>>>

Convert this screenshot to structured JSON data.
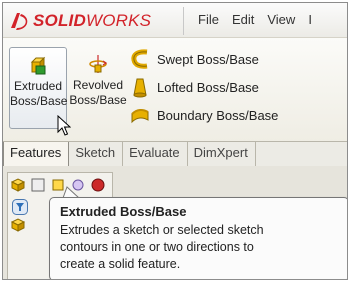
{
  "app": {
    "logo_prefix": "SOLID",
    "logo_suffix": "WORKS",
    "logo_mark": "ds-logo-icon"
  },
  "menu": [
    "File",
    "Edit",
    "View",
    "I"
  ],
  "ribbon": {
    "extruded": {
      "line1": "Extruded",
      "line2": "Boss/Base",
      "icon": "extruded-boss-icon"
    },
    "revolved": {
      "line1": "Revolved",
      "line2": "Boss/Base",
      "icon": "revolved-boss-icon"
    },
    "swept": {
      "label": "Swept Boss/Base",
      "icon": "swept-boss-icon"
    },
    "lofted": {
      "label": "Lofted Boss/Base",
      "icon": "lofted-boss-icon"
    },
    "boundary": {
      "label": "Boundary Boss/Base",
      "icon": "boundary-boss-icon"
    }
  },
  "tabs": [
    {
      "label": "Features",
      "active": true
    },
    {
      "label": "Sketch",
      "active": false
    },
    {
      "label": "Evaluate",
      "active": false
    },
    {
      "label": "DimXpert",
      "active": false
    }
  ],
  "tooltip": {
    "title": "Extruded Boss/Base",
    "lines": [
      "Extrudes a sketch or selected sketch",
      "contours in one or two directions to",
      "create a solid feature."
    ]
  },
  "colors": {
    "brand_red": "#d2232a",
    "ribbon_bg": "#efede4",
    "tab_bg": "#ecebe5"
  }
}
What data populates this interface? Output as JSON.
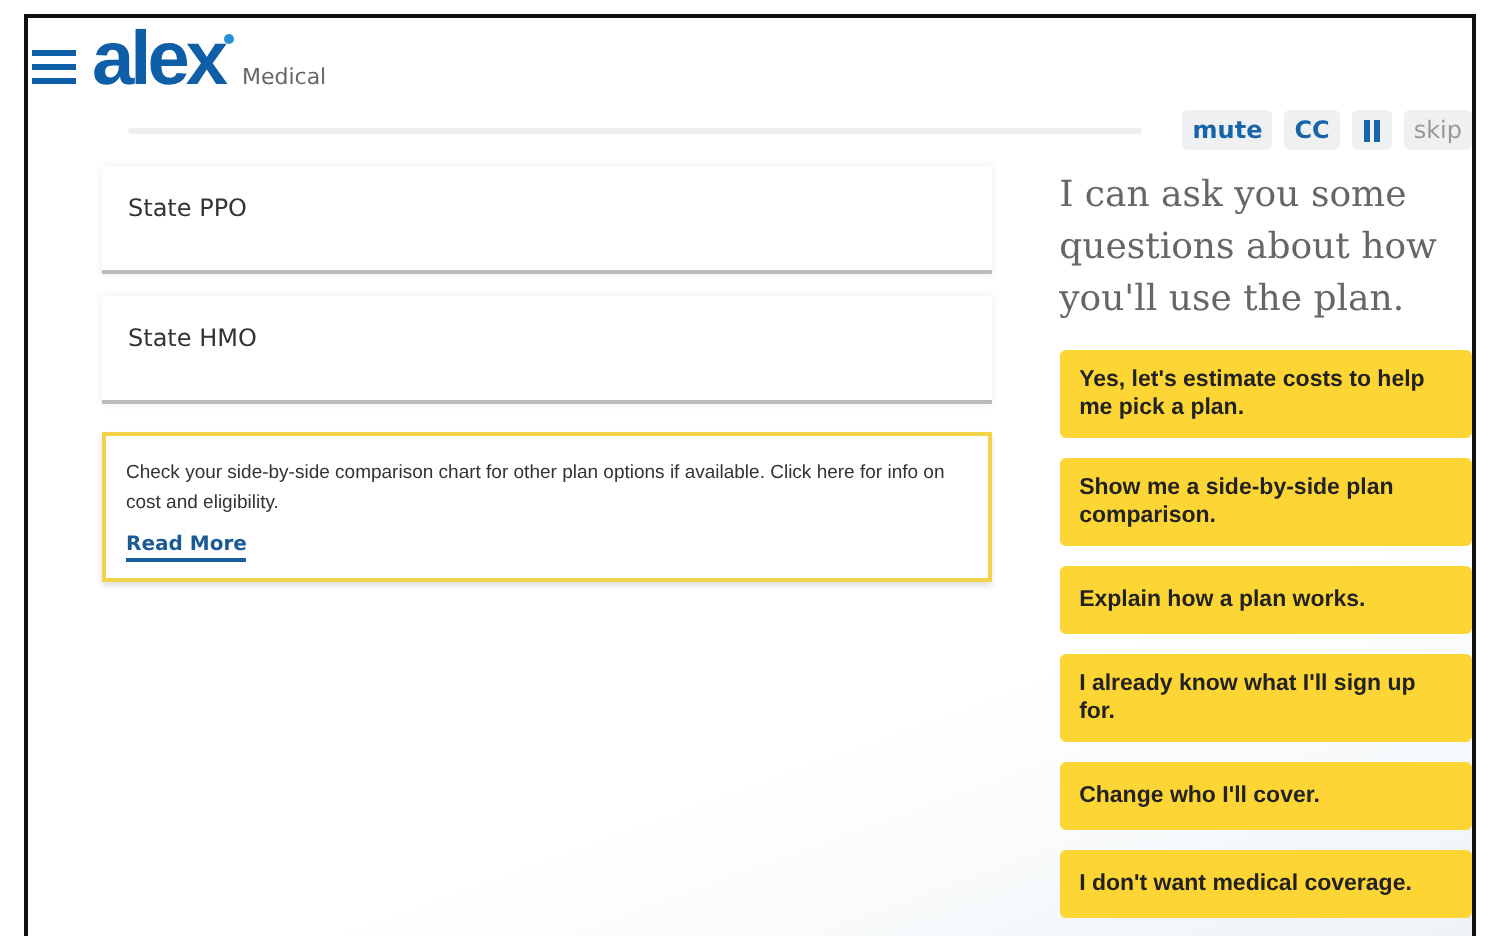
{
  "header": {
    "logo": "alex",
    "product": "Medical"
  },
  "controls": [
    {
      "kind": "text",
      "label": "mute",
      "disabled": false
    },
    {
      "kind": "text",
      "label": "CC",
      "disabled": false
    },
    {
      "kind": "pause",
      "disabled": false
    },
    {
      "kind": "text",
      "label": "skip",
      "disabled": true
    }
  ],
  "plans": [
    {
      "name": "State PPO"
    },
    {
      "name": "State HMO"
    }
  ],
  "notice": {
    "text": "Check your side-by-side comparison chart for other plan options if available. Click here for info on cost and eligibility.",
    "link": "Read More"
  },
  "prompt": "I can ask you some questions about how you'll use the plan.",
  "choices": [
    "Yes, let's estimate costs to help me pick a plan.",
    "Show me a side-by-side plan comparison.",
    "Explain how a plan works.",
    "I already know what I'll sign up for.",
    "Change who I'll cover.",
    "I don't want medical coverage."
  ]
}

<<<

**Problem to solve:** How many lines in the records above contain the word "side"? Give only the number.

**Solution:** 2